**What needs to be done**: Pull out every line below that contains the word "TradingView".

**Information provided**:
- - - - -

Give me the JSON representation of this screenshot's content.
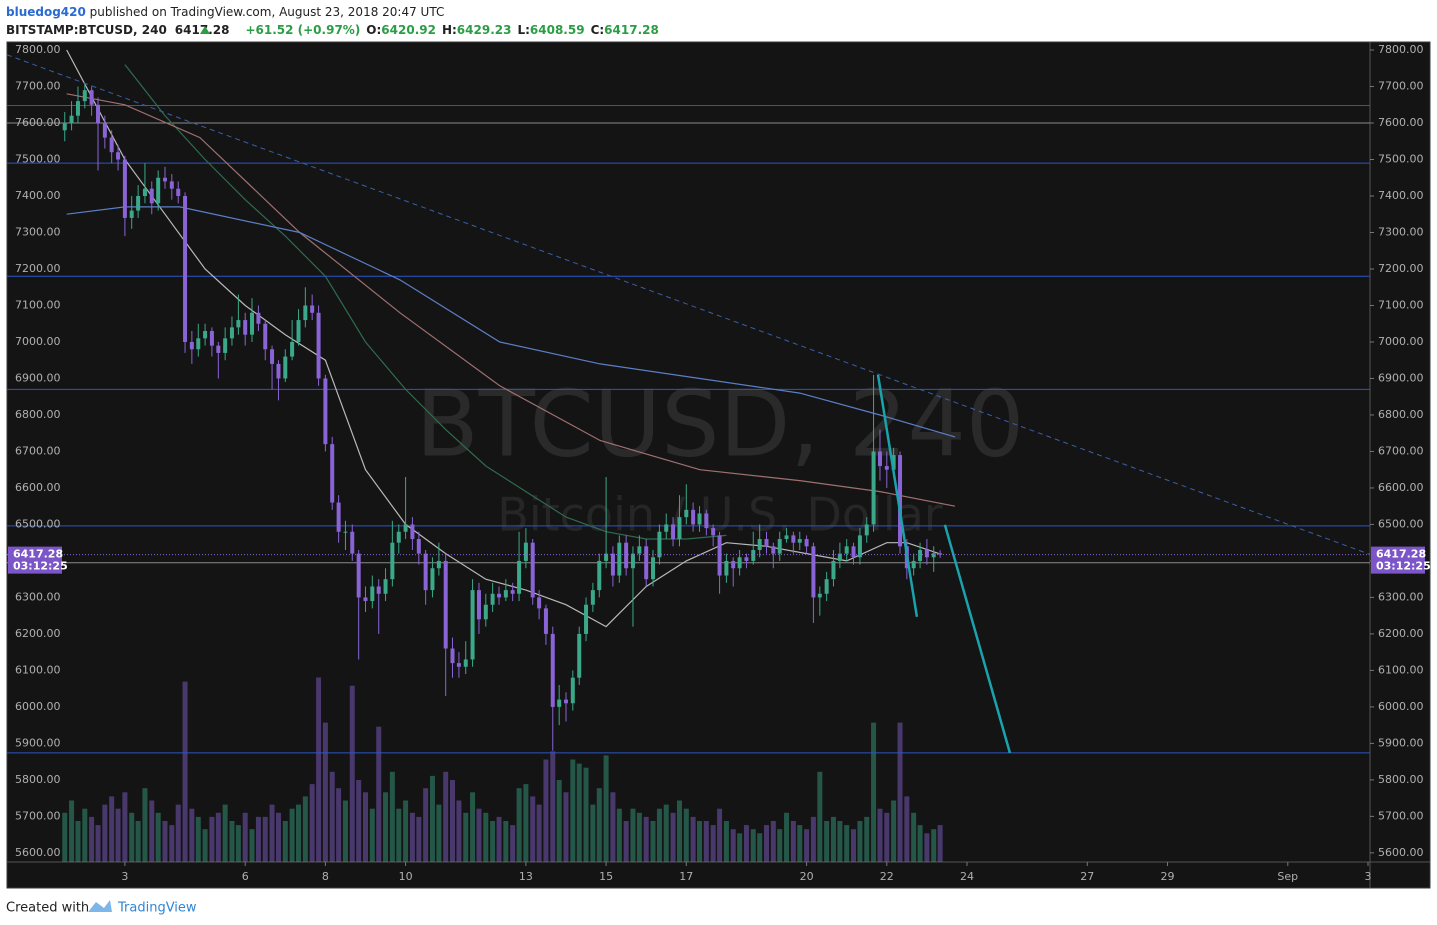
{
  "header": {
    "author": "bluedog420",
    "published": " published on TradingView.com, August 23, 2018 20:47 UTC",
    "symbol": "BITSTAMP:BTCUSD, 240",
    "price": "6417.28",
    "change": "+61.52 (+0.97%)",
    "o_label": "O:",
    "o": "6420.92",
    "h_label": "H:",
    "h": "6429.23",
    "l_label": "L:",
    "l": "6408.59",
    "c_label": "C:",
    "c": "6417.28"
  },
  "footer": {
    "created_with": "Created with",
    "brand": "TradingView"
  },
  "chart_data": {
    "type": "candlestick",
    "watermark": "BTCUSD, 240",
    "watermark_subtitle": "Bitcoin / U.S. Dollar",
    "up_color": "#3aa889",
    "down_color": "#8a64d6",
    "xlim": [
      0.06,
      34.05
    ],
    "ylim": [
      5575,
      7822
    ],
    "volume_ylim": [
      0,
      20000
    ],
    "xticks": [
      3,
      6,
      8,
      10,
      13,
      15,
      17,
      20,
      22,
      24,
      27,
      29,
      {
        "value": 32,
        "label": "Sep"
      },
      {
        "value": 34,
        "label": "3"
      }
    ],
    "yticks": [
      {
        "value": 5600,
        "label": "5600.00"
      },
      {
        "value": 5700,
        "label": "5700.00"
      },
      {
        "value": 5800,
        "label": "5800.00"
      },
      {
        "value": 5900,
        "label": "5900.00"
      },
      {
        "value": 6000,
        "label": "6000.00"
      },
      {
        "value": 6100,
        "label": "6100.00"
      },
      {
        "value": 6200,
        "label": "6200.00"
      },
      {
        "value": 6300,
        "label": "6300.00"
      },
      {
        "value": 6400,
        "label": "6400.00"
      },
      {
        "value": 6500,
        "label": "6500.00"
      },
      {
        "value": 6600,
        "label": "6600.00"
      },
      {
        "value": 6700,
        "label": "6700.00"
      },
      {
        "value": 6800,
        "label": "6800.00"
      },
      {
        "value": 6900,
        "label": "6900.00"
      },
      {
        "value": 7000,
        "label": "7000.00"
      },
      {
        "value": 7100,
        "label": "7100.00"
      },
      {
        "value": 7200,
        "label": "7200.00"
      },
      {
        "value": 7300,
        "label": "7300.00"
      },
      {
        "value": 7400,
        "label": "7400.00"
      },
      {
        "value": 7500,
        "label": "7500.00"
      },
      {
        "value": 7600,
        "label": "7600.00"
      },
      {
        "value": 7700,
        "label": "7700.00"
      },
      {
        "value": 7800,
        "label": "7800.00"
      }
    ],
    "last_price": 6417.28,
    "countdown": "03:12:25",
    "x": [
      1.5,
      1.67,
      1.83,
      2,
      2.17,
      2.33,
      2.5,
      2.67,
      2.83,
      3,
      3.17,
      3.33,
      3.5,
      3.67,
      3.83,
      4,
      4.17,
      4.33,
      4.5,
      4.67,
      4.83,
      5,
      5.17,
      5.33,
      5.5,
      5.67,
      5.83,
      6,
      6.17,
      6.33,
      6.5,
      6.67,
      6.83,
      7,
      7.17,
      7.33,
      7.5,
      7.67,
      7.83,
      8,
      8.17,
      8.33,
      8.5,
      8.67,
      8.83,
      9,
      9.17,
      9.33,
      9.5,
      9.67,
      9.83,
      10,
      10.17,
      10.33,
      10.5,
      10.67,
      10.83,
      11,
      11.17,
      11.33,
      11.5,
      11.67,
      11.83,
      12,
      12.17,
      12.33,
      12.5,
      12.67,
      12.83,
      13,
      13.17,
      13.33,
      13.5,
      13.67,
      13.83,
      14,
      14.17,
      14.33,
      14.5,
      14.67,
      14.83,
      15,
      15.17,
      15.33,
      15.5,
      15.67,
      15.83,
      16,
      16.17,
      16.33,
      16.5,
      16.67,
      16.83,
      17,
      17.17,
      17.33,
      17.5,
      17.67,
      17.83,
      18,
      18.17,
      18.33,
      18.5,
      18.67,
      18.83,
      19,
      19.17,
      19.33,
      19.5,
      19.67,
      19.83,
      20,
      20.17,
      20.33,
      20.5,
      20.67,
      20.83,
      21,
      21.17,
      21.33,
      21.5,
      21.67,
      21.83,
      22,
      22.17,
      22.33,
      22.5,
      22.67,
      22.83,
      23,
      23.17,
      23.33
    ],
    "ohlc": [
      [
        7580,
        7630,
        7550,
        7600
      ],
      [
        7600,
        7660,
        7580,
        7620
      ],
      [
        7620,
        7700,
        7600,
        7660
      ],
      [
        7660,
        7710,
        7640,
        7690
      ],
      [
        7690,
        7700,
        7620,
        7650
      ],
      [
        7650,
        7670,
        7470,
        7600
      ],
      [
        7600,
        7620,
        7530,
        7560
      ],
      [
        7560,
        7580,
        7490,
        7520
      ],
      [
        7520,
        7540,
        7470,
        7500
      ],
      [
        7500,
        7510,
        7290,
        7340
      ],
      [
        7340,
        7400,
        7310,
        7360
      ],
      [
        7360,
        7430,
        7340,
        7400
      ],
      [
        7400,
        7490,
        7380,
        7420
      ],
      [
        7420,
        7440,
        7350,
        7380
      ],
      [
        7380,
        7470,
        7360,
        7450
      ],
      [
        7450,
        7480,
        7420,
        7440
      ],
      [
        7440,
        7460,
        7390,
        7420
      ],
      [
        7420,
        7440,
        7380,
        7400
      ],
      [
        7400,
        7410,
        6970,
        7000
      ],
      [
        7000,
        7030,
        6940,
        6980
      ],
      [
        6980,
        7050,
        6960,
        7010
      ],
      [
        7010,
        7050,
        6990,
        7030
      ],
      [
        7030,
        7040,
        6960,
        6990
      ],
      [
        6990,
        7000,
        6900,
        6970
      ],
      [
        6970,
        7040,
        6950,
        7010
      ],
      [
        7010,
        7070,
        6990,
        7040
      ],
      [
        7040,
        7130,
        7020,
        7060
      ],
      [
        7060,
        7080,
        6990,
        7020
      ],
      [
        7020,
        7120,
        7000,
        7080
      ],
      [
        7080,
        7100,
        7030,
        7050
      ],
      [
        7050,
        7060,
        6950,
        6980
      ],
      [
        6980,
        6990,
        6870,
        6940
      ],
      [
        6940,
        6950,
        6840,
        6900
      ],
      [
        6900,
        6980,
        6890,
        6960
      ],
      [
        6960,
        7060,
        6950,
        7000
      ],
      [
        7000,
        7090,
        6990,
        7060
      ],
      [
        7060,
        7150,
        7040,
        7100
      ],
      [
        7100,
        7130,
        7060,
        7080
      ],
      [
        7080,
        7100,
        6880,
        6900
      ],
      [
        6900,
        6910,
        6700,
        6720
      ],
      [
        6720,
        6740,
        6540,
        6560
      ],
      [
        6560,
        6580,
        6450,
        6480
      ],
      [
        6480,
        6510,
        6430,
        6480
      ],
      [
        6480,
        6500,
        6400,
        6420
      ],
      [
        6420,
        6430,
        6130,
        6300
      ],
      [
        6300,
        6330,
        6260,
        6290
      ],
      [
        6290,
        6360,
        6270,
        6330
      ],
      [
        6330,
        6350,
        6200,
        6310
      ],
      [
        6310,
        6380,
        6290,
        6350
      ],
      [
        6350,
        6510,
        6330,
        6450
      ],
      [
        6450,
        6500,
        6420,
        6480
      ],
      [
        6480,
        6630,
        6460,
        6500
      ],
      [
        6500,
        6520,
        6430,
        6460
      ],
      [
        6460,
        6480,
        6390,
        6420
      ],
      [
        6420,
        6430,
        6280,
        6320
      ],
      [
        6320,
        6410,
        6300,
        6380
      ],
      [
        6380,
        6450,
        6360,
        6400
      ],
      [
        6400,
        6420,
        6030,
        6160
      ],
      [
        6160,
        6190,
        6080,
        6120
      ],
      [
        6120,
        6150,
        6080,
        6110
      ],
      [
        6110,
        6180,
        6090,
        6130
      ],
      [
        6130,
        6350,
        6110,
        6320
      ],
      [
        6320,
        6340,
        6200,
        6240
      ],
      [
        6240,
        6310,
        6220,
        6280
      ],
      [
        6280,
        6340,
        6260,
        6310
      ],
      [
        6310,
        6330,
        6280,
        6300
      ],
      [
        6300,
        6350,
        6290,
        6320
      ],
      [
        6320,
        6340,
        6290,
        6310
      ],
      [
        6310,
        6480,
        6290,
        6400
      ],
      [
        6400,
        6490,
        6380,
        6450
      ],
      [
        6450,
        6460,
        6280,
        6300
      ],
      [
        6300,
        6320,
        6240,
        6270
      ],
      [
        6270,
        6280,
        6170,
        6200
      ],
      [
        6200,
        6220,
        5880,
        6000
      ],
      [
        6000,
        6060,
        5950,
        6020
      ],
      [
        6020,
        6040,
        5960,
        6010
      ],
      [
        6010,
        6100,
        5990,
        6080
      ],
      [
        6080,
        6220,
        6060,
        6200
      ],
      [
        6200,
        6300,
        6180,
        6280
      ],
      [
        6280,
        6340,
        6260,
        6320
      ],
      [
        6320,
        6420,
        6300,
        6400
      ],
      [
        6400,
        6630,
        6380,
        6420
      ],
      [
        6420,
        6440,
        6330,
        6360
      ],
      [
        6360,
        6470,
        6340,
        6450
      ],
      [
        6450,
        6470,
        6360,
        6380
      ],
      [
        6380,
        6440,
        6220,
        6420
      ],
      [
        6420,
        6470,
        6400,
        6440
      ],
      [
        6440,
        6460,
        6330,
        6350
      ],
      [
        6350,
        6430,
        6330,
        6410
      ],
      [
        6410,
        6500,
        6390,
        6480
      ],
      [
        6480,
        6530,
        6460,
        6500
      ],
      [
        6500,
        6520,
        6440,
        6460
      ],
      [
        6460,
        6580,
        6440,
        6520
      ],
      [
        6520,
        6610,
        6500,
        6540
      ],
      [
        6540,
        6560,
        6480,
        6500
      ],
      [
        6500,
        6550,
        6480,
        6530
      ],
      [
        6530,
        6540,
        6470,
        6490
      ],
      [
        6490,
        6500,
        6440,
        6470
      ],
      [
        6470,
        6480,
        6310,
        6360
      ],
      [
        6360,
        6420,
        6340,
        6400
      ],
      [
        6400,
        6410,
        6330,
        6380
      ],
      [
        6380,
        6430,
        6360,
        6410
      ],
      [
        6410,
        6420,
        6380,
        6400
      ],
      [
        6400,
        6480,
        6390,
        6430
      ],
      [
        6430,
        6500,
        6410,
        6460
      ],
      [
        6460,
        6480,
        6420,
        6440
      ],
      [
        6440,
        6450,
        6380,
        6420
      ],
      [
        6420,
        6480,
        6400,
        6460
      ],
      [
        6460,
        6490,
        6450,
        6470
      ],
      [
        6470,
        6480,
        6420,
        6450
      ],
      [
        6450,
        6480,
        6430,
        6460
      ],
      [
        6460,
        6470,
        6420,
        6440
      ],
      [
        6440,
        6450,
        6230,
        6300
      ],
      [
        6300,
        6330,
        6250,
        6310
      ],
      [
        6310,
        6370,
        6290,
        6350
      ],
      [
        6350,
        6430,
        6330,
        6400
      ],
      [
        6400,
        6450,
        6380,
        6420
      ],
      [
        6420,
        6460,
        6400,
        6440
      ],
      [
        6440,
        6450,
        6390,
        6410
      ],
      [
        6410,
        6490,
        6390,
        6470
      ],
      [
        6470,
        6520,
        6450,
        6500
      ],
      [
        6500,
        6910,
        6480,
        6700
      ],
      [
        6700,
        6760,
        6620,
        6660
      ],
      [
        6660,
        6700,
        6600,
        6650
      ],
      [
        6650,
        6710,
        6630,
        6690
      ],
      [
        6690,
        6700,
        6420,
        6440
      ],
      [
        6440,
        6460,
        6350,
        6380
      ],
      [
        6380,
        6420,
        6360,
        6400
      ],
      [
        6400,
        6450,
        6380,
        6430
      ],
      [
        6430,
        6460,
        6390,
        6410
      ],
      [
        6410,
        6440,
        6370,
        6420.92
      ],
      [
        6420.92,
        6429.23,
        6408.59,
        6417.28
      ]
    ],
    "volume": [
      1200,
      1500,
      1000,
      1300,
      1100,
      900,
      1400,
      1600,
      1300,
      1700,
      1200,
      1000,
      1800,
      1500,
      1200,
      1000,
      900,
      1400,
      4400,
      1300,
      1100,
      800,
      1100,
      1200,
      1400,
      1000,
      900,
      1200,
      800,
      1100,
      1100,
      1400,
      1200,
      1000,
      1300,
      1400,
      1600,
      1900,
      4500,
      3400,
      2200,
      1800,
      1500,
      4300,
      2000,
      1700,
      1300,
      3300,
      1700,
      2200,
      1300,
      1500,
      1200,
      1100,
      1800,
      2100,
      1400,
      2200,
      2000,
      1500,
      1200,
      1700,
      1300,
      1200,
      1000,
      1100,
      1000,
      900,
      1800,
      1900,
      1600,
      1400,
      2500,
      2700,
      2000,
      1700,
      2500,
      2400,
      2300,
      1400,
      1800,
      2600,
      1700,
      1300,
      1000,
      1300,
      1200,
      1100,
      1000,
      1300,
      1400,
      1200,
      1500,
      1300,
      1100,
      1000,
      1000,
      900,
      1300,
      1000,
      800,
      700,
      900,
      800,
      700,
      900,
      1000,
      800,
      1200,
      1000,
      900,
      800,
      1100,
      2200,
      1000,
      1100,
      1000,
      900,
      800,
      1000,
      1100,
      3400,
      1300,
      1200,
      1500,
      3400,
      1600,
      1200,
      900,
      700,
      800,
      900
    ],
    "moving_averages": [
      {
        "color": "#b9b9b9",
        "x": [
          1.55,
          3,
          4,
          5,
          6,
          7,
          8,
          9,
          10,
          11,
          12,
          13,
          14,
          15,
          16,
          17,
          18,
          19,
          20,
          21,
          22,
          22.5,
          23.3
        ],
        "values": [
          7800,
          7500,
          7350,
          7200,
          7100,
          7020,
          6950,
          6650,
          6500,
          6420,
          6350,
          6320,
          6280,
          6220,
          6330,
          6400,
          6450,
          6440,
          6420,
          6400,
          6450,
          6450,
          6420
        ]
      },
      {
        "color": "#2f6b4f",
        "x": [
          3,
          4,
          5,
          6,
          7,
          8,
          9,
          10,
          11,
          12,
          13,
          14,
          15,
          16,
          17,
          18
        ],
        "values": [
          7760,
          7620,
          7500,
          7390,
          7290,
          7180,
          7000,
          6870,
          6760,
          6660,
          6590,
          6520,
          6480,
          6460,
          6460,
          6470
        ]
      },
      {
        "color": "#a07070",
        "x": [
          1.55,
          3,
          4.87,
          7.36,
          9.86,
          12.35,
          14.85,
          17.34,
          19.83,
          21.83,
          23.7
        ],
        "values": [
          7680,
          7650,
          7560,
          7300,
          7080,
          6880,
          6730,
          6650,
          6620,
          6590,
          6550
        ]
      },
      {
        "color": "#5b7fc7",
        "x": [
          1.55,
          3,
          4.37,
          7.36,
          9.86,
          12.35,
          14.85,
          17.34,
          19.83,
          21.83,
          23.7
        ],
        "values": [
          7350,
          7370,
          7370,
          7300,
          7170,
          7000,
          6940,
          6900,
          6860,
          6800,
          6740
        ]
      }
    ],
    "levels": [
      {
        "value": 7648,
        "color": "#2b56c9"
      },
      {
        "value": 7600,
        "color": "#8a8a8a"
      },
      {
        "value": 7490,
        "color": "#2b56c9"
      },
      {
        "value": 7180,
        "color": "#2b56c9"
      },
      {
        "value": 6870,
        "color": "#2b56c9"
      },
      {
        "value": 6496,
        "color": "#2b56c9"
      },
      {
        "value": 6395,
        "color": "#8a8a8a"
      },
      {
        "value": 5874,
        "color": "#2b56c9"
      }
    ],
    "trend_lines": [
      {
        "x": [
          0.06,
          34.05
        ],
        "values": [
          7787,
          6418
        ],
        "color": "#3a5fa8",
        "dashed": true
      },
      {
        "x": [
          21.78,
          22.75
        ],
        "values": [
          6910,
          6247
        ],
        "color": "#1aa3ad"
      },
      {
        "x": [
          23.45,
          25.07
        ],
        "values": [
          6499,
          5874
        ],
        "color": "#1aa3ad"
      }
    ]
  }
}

- - - - -

**Full solution**:
    "published": " published on TradingView.com, August 23, 2018 20:47 UTC",
    "brand": "TradingView"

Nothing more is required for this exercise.